TASK PROMPT -> Check each line for the string "function". Give only the count of lines that have it.

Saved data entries
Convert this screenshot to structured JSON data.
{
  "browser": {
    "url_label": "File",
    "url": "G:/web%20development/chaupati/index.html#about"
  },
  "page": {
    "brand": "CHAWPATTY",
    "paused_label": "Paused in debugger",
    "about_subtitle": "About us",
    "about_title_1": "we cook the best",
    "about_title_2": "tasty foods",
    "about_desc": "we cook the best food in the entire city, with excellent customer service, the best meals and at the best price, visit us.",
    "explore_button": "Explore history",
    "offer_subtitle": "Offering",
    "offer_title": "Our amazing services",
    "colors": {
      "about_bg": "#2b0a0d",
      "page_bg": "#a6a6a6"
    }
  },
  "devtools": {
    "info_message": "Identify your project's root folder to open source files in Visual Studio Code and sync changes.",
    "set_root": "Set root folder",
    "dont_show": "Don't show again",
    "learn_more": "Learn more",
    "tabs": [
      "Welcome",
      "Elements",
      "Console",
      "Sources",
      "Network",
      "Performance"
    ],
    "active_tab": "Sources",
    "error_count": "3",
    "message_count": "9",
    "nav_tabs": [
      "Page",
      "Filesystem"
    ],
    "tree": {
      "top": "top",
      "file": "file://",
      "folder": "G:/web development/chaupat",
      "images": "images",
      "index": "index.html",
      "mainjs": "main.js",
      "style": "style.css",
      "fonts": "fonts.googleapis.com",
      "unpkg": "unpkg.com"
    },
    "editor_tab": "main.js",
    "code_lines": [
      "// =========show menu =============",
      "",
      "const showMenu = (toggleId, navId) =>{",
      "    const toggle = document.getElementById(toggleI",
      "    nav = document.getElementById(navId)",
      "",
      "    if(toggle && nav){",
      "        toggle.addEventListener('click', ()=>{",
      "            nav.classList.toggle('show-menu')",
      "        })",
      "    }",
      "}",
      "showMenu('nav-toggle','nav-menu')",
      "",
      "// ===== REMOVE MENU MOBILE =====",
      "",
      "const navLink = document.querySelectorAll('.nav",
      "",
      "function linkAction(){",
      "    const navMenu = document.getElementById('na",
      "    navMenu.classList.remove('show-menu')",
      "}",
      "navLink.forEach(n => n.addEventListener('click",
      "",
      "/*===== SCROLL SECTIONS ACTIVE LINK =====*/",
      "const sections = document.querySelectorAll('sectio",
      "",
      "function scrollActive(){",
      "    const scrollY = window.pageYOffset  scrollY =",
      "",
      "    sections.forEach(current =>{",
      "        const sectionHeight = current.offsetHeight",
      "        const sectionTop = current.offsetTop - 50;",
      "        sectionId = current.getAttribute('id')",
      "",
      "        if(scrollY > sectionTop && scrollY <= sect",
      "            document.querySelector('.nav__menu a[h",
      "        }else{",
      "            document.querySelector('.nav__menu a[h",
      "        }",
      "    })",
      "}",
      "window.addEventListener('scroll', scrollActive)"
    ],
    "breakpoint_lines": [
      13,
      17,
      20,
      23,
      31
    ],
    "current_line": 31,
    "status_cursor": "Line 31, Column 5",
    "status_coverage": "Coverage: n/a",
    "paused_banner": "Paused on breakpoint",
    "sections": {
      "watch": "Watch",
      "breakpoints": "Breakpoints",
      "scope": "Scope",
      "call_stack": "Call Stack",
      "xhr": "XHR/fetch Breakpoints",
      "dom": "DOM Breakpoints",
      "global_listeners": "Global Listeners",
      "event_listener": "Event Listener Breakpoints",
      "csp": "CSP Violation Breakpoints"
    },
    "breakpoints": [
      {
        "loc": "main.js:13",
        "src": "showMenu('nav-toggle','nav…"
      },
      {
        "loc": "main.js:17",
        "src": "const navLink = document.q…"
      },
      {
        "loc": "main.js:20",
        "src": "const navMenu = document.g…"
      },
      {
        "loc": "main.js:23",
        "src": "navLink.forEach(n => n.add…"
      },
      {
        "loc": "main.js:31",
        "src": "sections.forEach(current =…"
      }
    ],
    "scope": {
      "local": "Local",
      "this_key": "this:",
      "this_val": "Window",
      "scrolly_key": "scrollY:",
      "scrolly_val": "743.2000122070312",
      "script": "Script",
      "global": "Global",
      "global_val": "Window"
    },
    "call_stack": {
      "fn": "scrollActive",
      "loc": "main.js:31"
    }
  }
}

COMPLETE ANSWER -> 2